— Start of PROVIDED ENTRIES —

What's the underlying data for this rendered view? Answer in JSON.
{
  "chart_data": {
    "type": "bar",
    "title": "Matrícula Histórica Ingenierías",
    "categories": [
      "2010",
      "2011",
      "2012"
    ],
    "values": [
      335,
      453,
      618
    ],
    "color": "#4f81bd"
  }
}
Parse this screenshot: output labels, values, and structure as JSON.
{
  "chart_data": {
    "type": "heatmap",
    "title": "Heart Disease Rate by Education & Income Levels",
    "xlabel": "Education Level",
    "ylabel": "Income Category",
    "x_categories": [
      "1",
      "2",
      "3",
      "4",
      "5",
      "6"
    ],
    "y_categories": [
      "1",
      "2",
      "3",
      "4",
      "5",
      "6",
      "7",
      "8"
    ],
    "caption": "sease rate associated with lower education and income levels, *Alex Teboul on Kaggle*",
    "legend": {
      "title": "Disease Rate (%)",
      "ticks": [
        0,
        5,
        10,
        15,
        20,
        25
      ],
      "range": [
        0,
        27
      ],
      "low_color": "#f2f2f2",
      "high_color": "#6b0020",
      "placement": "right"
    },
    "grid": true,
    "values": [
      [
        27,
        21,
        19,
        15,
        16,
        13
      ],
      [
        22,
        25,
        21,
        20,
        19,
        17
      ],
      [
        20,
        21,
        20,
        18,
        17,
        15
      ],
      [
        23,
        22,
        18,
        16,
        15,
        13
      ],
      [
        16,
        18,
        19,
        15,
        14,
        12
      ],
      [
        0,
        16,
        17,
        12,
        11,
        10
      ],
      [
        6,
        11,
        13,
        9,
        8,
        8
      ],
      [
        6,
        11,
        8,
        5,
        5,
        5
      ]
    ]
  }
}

— End of PROVIDED ENTRIES —

> _WRITTEN EXERCISE_
All of the entries above should be written out again exactly.

> _FULL ANSWER_
What's the underlying data for this rendered view? Answer in JSON.
{
  "chart_data": {
    "type": "bar",
    "title": "Matrícula Histórica Ingenierías",
    "categories": [
      "2010",
      "2011",
      "2012"
    ],
    "values": [
      335,
      453,
      618
    ],
    "color": "#4f81bd"
  }
}
Parse this screenshot: output labels, values, and structure as JSON.
{
  "chart_data": {
    "type": "heatmap",
    "title": "Heart Disease Rate by Education & Income Levels",
    "xlabel": "Education Level",
    "ylabel": "Income Category",
    "x_categories": [
      "1",
      "2",
      "3",
      "4",
      "5",
      "6"
    ],
    "y_categories": [
      "1",
      "2",
      "3",
      "4",
      "5",
      "6",
      "7",
      "8"
    ],
    "caption": "sease rate associated with lower education and income levels, *Alex Teboul on Kaggle*",
    "legend": {
      "title": "Disease Rate (%)",
      "ticks": [
        0,
        5,
        10,
        15,
        20,
        25
      ],
      "range": [
        0,
        27
      ],
      "low_color": "#f2f2f2",
      "high_color": "#6b0020",
      "placement": "right"
    },
    "grid": true,
    "values": [
      [
        27,
        21,
        19,
        15,
        16,
        13
      ],
      [
        22,
        25,
        21,
        20,
        19,
        17
      ],
      [
        20,
        21,
        20,
        18,
        17,
        15
      ],
      [
        23,
        22,
        18,
        16,
        15,
        13
      ],
      [
        16,
        18,
        19,
        15,
        14,
        12
      ],
      [
        0,
        16,
        17,
        12,
        11,
        10
      ],
      [
        6,
        11,
        13,
        9,
        8,
        8
      ],
      [
        6,
        11,
        8,
        5,
        5,
        5
      ]
    ]
  }
}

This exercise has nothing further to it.